◆ **INSTRUCTIONS**:
**1)** According to the patch adding single-hop hidden service capability, the number of hops for a tor onion service is cut from how many to how many?
**2)** Continue the patch adding single-hop hidden service capability from where it stops.

◆ **EXTRACT**:
From ada9645de11d75701db8202f34de5c26a2b749c2 Mon Sep 17 00:00:00 2001
From: Micah Anderson <micah@riseup.net>
Date: Mon, 24 Apr 2017 14:38:32 -0400
Subject: Add single-hop hidden service capability.

This cuts the number of hops for a tor onion service from 6 to 3,
speeding it up considerably. This removes the anonymity aspect of the
service, so it must be enabled intentionally, knowing that the server's
location no longer is hidden.
---
 puppet/modules/site_static/manifests/hidden_service.pp | 7 +++++--
 puppet/modules/site_static/manifests/init.pp           | 3 +--
 puppet/modules/site_tor/manifests/init.pp              | 2 +-
 puppet/modules/site_webapp/manifests/hidden_service.pp | 5 ++++-
 4 files changed, 11 insertions(+), 6 deletions(-)

(limited to 'puppet')

◆ **STUDY MATERIAL**:
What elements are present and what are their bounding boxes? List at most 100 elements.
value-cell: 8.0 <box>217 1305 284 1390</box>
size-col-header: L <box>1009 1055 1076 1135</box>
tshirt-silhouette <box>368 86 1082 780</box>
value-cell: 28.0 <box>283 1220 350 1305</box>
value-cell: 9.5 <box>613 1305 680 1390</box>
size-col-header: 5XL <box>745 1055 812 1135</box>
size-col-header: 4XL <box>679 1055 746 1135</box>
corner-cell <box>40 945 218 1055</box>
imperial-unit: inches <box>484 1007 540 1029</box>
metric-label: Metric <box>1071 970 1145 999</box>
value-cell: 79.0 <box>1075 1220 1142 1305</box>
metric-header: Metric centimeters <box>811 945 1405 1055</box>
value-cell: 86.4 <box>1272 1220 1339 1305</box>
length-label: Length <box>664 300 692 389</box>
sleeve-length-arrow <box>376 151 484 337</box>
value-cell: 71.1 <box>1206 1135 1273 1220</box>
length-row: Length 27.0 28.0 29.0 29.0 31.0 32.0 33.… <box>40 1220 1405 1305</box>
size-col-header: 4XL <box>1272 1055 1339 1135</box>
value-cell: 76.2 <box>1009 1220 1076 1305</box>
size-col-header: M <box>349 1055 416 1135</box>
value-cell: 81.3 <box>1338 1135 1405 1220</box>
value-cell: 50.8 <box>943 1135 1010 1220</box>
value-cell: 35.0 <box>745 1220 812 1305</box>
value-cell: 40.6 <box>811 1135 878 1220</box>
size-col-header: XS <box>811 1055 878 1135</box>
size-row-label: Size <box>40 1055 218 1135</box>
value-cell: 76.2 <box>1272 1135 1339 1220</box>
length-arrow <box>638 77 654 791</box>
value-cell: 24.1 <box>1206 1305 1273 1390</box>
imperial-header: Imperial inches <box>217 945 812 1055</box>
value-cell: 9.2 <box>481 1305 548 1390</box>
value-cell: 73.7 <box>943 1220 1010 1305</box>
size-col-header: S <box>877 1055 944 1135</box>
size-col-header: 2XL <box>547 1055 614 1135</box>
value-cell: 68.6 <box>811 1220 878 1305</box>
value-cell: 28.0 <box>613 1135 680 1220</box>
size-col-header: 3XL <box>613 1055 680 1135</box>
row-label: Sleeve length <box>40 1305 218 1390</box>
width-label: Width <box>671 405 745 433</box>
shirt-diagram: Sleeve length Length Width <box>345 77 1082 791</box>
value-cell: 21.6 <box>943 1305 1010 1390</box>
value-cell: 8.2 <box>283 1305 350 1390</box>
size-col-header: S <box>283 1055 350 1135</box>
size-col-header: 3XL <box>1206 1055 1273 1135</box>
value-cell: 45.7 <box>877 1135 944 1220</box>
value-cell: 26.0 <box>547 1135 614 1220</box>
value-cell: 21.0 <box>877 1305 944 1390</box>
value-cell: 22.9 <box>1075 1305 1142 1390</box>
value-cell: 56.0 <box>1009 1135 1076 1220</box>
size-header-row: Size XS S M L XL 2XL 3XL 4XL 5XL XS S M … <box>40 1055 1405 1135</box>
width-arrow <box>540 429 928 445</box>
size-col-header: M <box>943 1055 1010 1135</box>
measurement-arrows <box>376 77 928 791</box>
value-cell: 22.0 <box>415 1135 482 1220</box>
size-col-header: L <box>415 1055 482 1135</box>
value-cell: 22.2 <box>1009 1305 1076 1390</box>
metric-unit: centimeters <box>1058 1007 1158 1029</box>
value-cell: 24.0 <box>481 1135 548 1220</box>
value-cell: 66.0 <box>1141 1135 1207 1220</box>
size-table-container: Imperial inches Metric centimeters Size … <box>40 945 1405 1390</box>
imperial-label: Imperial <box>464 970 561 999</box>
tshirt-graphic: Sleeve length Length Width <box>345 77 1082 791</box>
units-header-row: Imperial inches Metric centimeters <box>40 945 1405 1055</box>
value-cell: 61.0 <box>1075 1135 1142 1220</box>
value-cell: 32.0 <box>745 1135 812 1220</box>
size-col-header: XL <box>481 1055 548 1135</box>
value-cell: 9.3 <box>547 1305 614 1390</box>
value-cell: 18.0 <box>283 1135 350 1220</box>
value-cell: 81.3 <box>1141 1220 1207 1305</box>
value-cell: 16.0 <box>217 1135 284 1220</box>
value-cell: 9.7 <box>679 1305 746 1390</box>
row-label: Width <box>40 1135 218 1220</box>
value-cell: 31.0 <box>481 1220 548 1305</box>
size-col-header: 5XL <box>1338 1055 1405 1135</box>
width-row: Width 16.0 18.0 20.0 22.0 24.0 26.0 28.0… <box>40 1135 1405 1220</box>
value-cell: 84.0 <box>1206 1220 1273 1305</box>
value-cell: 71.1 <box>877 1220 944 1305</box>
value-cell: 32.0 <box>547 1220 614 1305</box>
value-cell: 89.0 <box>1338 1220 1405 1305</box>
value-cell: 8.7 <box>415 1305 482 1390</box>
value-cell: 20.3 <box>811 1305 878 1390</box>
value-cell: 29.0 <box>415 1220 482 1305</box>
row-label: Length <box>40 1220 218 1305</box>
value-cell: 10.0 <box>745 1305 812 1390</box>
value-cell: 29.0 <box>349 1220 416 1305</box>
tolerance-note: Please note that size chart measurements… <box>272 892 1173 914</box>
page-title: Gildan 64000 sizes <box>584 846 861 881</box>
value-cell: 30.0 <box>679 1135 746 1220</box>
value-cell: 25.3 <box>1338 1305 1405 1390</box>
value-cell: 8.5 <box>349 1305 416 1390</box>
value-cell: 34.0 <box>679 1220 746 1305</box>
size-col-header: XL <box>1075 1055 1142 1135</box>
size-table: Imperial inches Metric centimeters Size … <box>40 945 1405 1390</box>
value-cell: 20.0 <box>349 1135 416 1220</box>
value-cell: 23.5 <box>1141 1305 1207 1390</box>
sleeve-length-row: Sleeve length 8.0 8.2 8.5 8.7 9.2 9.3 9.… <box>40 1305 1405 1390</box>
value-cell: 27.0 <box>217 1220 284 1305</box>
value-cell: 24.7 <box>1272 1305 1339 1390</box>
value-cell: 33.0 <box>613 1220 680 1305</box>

◆ **ACTIVITY ANSWERS**:
**1)** From 6 to 3.

**2)**
diff --git a/puppet/modules/site_static/manifests/hidden_service.pp b/puppet/modules/site_static/manifests/hidden_service.pp
index 8a10398a..b64a35bc 100644
--- a/puppet/modules/site_static/manifests/hidden_service.pp
+++ b/puppet/modules/site_static/manifests/hidden_service.pp
@@ -1,8 +1,11 @@
 # create hidden service for static sites
-class site_static::hidden_service {
+class site_static::hidden_service ( $single_hop = false ) {
 
   include tor::daemon
-  tor::daemon::hidden_service { 'static': ports => [ '80 127.0.0.1:80'] }
+  tor::daemon::hidden_service { 'static':
+    ports      => [ '80 127.0.0.1:80'],
+    single_hop => $single_hop
+  }
   file {
     '/var/lib/tor/webapp/':
       ensure => directory,
diff --git a/puppet/modules/site_static/manifests/init.pp b/puppet/modules/site_static/manifests/init.pp
index dd3f912d..8be791e5 100644
--- a/puppet/modules/site_static/manifests/init.pp
+++ b/puppet/modules/site_static/manifests/init.pp
@@ -74,8 +74,7 @@ class site_static {
   if $tor {
     $hidden_service = $tor['hidden_service']
     $tor_domain     = "${hidden_service['address']}.onion"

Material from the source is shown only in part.